# Brief
With pictures left out, retype exactly the lines from the one containing "Output the underlying" through the final line of the entries.

* START *

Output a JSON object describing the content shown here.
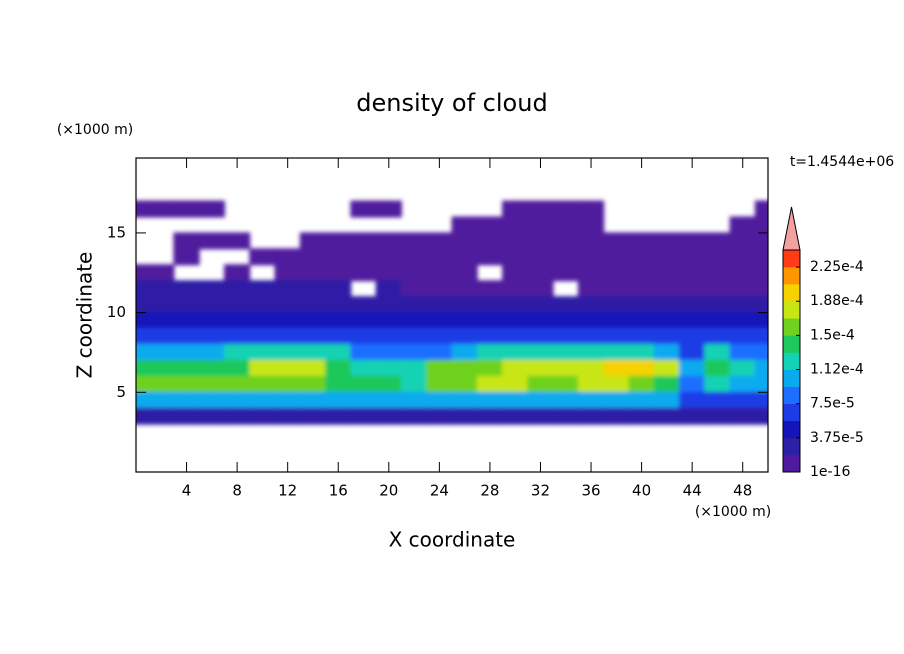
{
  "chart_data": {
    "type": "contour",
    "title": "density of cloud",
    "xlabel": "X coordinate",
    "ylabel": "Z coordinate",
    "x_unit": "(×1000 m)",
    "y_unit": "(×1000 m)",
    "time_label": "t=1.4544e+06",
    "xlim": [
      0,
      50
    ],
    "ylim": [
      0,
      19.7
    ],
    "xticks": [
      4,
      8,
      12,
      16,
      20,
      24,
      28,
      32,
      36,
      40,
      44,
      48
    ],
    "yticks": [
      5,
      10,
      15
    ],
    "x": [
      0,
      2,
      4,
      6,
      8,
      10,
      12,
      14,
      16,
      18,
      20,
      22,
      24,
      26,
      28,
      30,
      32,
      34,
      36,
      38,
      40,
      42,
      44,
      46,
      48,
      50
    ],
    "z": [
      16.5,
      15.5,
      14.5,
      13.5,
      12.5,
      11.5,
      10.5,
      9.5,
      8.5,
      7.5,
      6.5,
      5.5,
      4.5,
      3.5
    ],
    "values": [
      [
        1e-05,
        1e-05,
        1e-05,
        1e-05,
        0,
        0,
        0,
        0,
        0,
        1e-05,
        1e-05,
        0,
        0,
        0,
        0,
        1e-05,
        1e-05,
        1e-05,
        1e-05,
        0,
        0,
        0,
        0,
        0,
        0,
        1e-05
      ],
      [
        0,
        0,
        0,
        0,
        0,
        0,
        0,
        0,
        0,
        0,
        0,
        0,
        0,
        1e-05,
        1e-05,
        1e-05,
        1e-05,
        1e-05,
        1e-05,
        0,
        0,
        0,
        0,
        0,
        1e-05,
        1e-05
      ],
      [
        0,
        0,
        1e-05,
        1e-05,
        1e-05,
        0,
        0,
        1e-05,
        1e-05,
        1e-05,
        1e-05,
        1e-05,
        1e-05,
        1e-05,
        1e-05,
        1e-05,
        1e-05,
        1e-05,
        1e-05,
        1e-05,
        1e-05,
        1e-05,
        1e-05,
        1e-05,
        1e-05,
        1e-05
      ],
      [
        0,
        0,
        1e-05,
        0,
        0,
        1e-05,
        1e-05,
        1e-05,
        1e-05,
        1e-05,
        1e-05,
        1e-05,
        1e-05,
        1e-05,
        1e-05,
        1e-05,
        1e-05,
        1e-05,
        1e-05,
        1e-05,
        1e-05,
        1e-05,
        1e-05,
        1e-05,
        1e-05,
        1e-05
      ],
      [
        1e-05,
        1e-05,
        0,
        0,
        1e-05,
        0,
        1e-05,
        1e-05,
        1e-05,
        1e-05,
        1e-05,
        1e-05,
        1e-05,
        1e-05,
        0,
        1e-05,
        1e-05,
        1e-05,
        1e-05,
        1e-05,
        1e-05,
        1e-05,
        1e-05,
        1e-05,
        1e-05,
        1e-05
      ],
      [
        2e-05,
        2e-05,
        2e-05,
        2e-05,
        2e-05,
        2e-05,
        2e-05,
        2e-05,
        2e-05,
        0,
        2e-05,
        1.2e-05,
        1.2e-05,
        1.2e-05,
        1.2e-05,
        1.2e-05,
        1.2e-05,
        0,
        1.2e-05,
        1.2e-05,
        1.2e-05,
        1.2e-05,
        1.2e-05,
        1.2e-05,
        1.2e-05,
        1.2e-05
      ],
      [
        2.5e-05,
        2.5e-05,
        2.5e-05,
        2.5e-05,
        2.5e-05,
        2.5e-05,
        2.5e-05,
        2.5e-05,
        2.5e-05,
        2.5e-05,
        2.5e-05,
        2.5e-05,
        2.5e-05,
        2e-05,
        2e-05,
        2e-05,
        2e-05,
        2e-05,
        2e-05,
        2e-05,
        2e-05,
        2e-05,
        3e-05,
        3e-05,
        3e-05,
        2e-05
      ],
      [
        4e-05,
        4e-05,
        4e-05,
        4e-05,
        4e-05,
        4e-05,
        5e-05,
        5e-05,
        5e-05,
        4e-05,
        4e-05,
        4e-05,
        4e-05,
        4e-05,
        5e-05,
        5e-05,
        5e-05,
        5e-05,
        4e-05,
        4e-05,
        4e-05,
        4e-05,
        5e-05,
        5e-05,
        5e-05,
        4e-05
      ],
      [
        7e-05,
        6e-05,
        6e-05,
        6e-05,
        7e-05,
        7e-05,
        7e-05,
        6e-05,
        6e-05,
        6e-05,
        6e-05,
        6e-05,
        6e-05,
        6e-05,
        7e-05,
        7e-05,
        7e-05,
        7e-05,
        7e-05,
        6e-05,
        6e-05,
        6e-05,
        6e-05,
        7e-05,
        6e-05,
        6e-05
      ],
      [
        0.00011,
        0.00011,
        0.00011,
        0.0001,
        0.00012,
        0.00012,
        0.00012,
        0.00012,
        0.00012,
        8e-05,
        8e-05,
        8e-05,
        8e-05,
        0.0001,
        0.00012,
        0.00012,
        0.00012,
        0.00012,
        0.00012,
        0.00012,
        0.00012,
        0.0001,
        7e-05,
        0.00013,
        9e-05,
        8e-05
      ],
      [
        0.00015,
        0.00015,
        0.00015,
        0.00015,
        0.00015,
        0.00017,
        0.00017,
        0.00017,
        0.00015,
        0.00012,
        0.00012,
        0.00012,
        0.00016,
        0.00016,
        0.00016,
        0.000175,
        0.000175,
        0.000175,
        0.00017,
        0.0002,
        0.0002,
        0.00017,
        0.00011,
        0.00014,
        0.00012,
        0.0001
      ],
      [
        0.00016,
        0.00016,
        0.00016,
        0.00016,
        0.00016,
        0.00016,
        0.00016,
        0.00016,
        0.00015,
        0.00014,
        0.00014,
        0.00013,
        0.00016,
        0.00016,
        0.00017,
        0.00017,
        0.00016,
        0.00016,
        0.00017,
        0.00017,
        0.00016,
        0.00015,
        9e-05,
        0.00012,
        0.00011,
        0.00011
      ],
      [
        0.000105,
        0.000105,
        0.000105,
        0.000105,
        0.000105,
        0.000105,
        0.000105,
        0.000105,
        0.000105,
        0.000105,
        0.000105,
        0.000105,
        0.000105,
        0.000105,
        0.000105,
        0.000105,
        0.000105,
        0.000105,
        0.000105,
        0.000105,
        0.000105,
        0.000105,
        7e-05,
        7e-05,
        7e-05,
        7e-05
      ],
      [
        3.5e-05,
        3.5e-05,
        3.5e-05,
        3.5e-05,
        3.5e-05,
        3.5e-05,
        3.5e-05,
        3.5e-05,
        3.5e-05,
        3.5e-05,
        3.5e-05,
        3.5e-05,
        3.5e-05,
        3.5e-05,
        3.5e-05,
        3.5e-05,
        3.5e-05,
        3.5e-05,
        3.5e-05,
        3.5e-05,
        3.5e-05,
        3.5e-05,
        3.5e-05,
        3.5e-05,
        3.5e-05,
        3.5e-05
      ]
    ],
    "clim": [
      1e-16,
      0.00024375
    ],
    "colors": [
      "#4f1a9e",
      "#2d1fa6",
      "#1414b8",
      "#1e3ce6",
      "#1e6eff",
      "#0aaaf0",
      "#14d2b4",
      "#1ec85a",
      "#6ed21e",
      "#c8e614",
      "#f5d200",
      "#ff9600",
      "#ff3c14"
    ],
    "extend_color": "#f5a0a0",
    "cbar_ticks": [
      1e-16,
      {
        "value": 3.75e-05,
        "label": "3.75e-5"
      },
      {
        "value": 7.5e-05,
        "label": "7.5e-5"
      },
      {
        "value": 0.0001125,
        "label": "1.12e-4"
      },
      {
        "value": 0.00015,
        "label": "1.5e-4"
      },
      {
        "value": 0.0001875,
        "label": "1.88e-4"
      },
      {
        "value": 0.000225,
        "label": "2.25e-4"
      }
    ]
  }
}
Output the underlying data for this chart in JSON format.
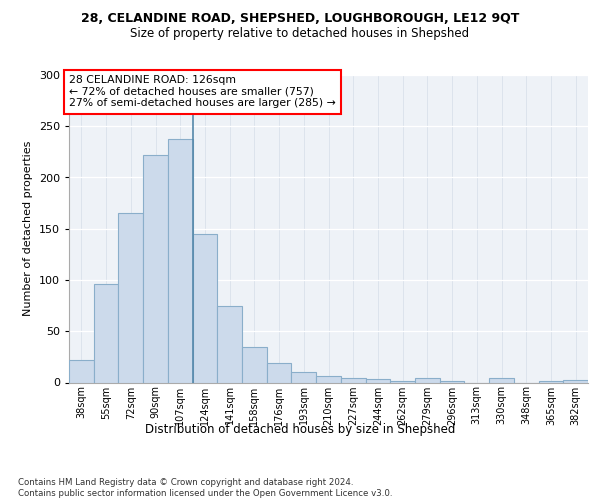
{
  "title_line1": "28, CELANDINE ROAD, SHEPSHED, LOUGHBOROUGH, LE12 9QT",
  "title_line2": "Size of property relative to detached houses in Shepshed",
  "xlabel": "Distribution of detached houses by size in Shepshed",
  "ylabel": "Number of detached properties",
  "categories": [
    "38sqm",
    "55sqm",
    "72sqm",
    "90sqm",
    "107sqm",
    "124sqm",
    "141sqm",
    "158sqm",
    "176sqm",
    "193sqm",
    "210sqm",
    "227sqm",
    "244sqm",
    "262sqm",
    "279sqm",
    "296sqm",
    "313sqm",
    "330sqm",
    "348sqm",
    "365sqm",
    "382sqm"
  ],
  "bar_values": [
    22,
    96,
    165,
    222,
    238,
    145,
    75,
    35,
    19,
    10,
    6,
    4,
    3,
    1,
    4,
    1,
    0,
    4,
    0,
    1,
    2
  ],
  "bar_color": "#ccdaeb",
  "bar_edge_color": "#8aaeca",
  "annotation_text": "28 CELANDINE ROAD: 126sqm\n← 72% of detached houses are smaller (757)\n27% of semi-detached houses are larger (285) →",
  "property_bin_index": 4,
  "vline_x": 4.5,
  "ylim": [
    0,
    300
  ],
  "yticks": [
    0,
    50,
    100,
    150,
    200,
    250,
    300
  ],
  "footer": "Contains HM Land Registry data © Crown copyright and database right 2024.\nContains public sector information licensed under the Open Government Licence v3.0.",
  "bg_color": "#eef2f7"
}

* END *

# Output of the exercise
Output the underlying data for this chart in JSON format.
{
  "title_line1": "28, CELANDINE ROAD, SHEPSHED, LOUGHBOROUGH, LE12 9QT",
  "title_line2": "Size of property relative to detached houses in Shepshed",
  "xlabel": "Distribution of detached houses by size in Shepshed",
  "ylabel": "Number of detached properties",
  "categories": [
    "38sqm",
    "55sqm",
    "72sqm",
    "90sqm",
    "107sqm",
    "124sqm",
    "141sqm",
    "158sqm",
    "176sqm",
    "193sqm",
    "210sqm",
    "227sqm",
    "244sqm",
    "262sqm",
    "279sqm",
    "296sqm",
    "313sqm",
    "330sqm",
    "348sqm",
    "365sqm",
    "382sqm"
  ],
  "bar_values": [
    22,
    96,
    165,
    222,
    238,
    145,
    75,
    35,
    19,
    10,
    6,
    4,
    3,
    1,
    4,
    1,
    0,
    4,
    0,
    1,
    2
  ],
  "bar_color": "#ccdaeb",
  "bar_edge_color": "#8aaeca",
  "annotation_text": "28 CELANDINE ROAD: 126sqm\n← 72% of detached houses are smaller (757)\n27% of semi-detached houses are larger (285) →",
  "property_bin_index": 4,
  "vline_x": 4.5,
  "ylim": [
    0,
    300
  ],
  "yticks": [
    0,
    50,
    100,
    150,
    200,
    250,
    300
  ],
  "footer": "Contains HM Land Registry data © Crown copyright and database right 2024.\nContains public sector information licensed under the Open Government Licence v3.0.",
  "bg_color": "#eef2f7"
}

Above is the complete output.